Dataset records
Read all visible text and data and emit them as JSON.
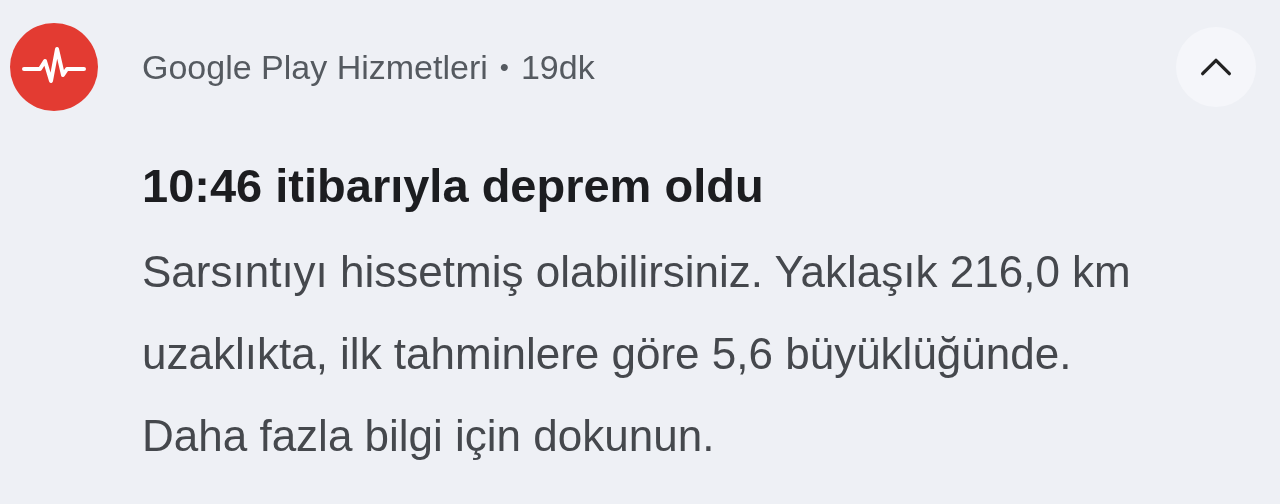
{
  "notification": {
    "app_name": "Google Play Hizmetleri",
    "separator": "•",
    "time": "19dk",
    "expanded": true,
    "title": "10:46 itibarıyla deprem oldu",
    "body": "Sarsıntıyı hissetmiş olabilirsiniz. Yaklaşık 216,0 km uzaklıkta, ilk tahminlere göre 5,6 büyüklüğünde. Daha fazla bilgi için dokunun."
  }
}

- **AIM OF THE EXERCISE**
Repeat the records above exactly, omitting every picture.

- **WRITTEN ANSWER**
Read all visible text and data and emit them as JSON.
{
  "notification": {
    "app_name": "Google Play Hizmetleri",
    "separator": "•",
    "time": "19dk",
    "expanded": true,
    "title": "10:46 itibarıyla deprem oldu",
    "body": "Sarsıntıyı hissetmiş olabilirsiniz. Yaklaşık 216,0 km uzaklıkta, ilk tahminlere göre 5,6 büyüklüğünde. Daha fazla bilgi için dokunun."
  }
}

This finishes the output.